[Source data]
↓↓↓

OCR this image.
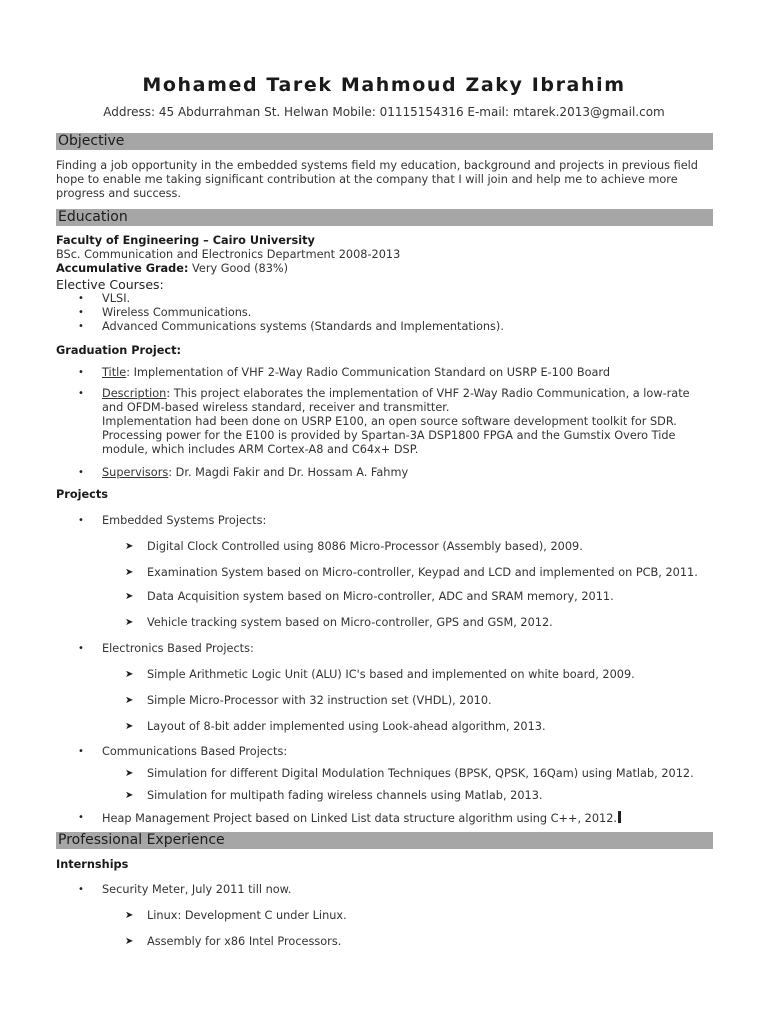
Mohamed Tarek Mahmoud Zaky Ibrahim
Address: 45 Abdurrahman St. Helwan Mobile: 01115154316 E-mail: mtarek.2013@gmail.com
Objective
Finding a job opportunity in the embedded systems field my education, background and projects in previous field
hope to enable me taking significant contribution at the company that I will join and help me to achieve more
progress and success.
Education
Faculty of Engineering – Cairo University
BSc. Communication and Electronics Department 2008-2013
Accumulative Grade: Very Good (83%)
Elective Courses:
• VLSI.
• Wireless Communications.
• Advanced Communications systems (Standards and Implementations).
Graduation Project:
• Title: Implementation of VHF 2-Way Radio Communication Standard on USRP E-100 Board
• Description: This project elaborates the implementation of VHF 2-Way Radio Communication, a low-rate
and OFDM-based wireless standard, receiver and transmitter.
Implementation had been done on USRP E100, an open source software development toolkit for SDR.
Processing power for the E100 is provided by Spartan-3A DSP1800 FPGA and the Gumstix Overo Tide
module, which includes ARM Cortex-A8 and C64x+ DSP.
• Supervisors: Dr. Magdi Fakir and Dr. Hossam A. Fahmy
Projects
• Embedded Systems Projects:
➤ Digital Clock Controlled using 8086 Micro-Processor (Assembly based), 2009.
➤ Examination System based on Micro-controller, Keypad and LCD and implemented on PCB, 2011.
➤ Data Acquisition system based on Micro-controller, ADC and SRAM memory, 2011.
➤ Vehicle tracking system based on Micro-controller, GPS and GSM, 2012.
• Electronics Based Projects:
➤ Simple Arithmetic Logic Unit (ALU) IC's based and implemented on white board, 2009.
➤ Simple Micro-Processor with 32 instruction set (VHDL), 2010.
➤ Layout of 8-bit adder implemented using Look-ahead algorithm, 2013.
• Communications Based Projects:
➤ Simulation for different Digital Modulation Techniques (BPSK, QPSK, 16Qam) using Matlab, 2012.
➤ Simulation for multipath fading wireless channels using Matlab, 2013.
• Heap Management Project based on Linked List data structure algorithm using C++, 2012.
Professional Experience
Internships
• Security Meter, July 2011 till now.
➤ Linux: Development C under Linux.
➤ Assembly for x86 Intel Processors.
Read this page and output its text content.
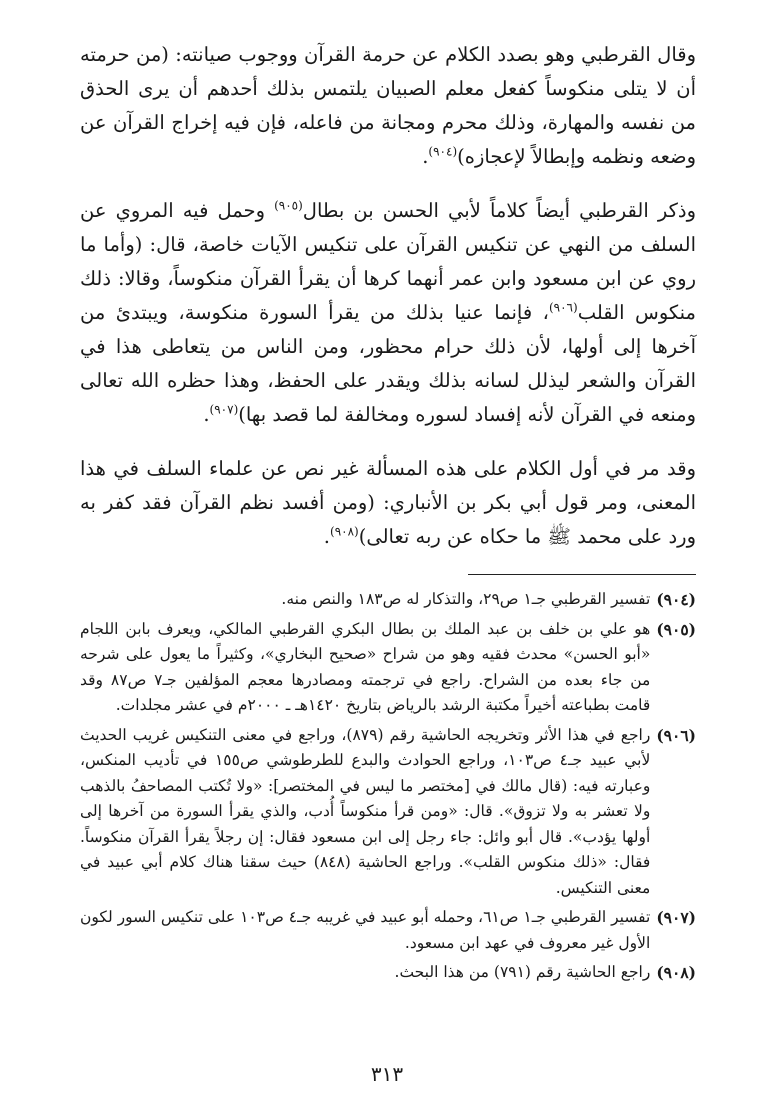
وقال القرطبي وهو بصدد الكلام عن حرمة القرآن ووجوب صيانته: (من حرمته أن لا يتلى منكوساً كفعل معلم الصبيان يلتمس بذلك أحدهم أن يرى الحذق من نفسه والمهارة، وذلك محرم ومجانة من فاعله، فإن فيه إخراج القرآن عن وضعه ونظمه وإبطالاً لإعجازه)$^{(٩٠٤)}$.

وذكر القرطبي أيضاً كلاماً لأبي الحسن بن بطال$^{(٩٠٥)}$ وحمل فيه المروي عن السلف من النهي عن تنكيس القرآن على تنكيس الآيات خاصة، قال: (وأما ما روي عن ابن مسعود وابن عمر أنهما كرها أن يقرأ القرآن منكوساً، وقالا: ذلك منكوس القلب$^{(٩٠٦)}$، فإنما عنيا بذلك من يقرأ السورة منكوسة، ويبتدئ من آخرها إلى أولها، لأن ذلك حرام محظور، ومن الناس من يتعاطى هذا في القرآن والشعر ليذلل لسانه بذلك ويقدر على الحفظ، وهذا حظره الله تعالى ومنعه في القرآن لأنه إفساد لسوره ومخالفة لما قصد بها)$^{(٩٠٧)}$.

وقد مر في أول الكلام على هذه المسألة غير نص عن علماء السلف في هذا المعنى، ومر قول أبي بكر بن الأنباري: (ومن أفسد نظم القرآن فقد كفر به ورد على محمد ﷺ ما حكاه عن ربه تعالى)$^{(٩٠٨)}$.

(٩٠٤)
تفسير القرطبي جـ١ ص٢٩، والتذكار له ص١٨٣ والنص منه.
(٩٠٥)
هو علي بن خلف بن عبد الملك بن بطال البكري القرطبي المالكي، ويعرف بابن اللجام «أبو الحسن» محدث فقيه وهو من شراح «صحيح البخاري»، وكثيراً ما يعول على شرحه من جاء بعده من الشراح. راجع في ترجمته ومصادرها معجم المؤلفين جـ٧ ص٨٧ وقد قامت بطباعته أخيراً مكتبة الرشد بالرياض بتاريخ ١٤٢٠هـ ـ ٢٠٠٠م في عشر مجلدات.
(٩٠٦)
راجع في هذا الأثر وتخريجه الحاشية رقم (٨٧٩)، وراجع في معنى التنكيس غريب الحديث لأبي عبيد جـ٤ ص١٠٣، وراجع الحوادث والبدع للطرطوشي ص١٥٥ في تأديب المنكس، وعبارته فيه: (قال مالك في [مختصر ما ليس في المختصر]: «ولا تُكتب المصاحفُ بالذهب ولا تعشر به ولا تزوق». قال: «ومن قرأ منكوساً أُدب، والذي يقرأ السورة من آخرها إلى أولها يؤدب». قال أبو وائل: جاء رجل إلى ابن مسعود فقال: إن رجلاً يقرأ القرآن منكوساً. فقال: «ذلك منكوس القلب». وراجع الحاشية (٨٤٨) حيث سقنا هناك كلام أبي عبيد في معنى التنكيس.
(٩٠٧)
تفسير القرطبي جـ١ ص٦١، وحمله أبو عبيد في غريبه جـ٤ ص١٠٣ على تنكيس السور لكون الأول غير معروف في عهد ابن مسعود.
(٩٠٨)
راجع الحاشية رقم (٧٩١) من هذا البحث.
٣١٣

↑↑↑

# What the task requires
Read the data above. Pull out each line in which the string "Communications" appears.

# Solution to this exercise
• Wireless Communications.
• Advanced Communications systems (Standards and Implementations).
• Communications Based Projects:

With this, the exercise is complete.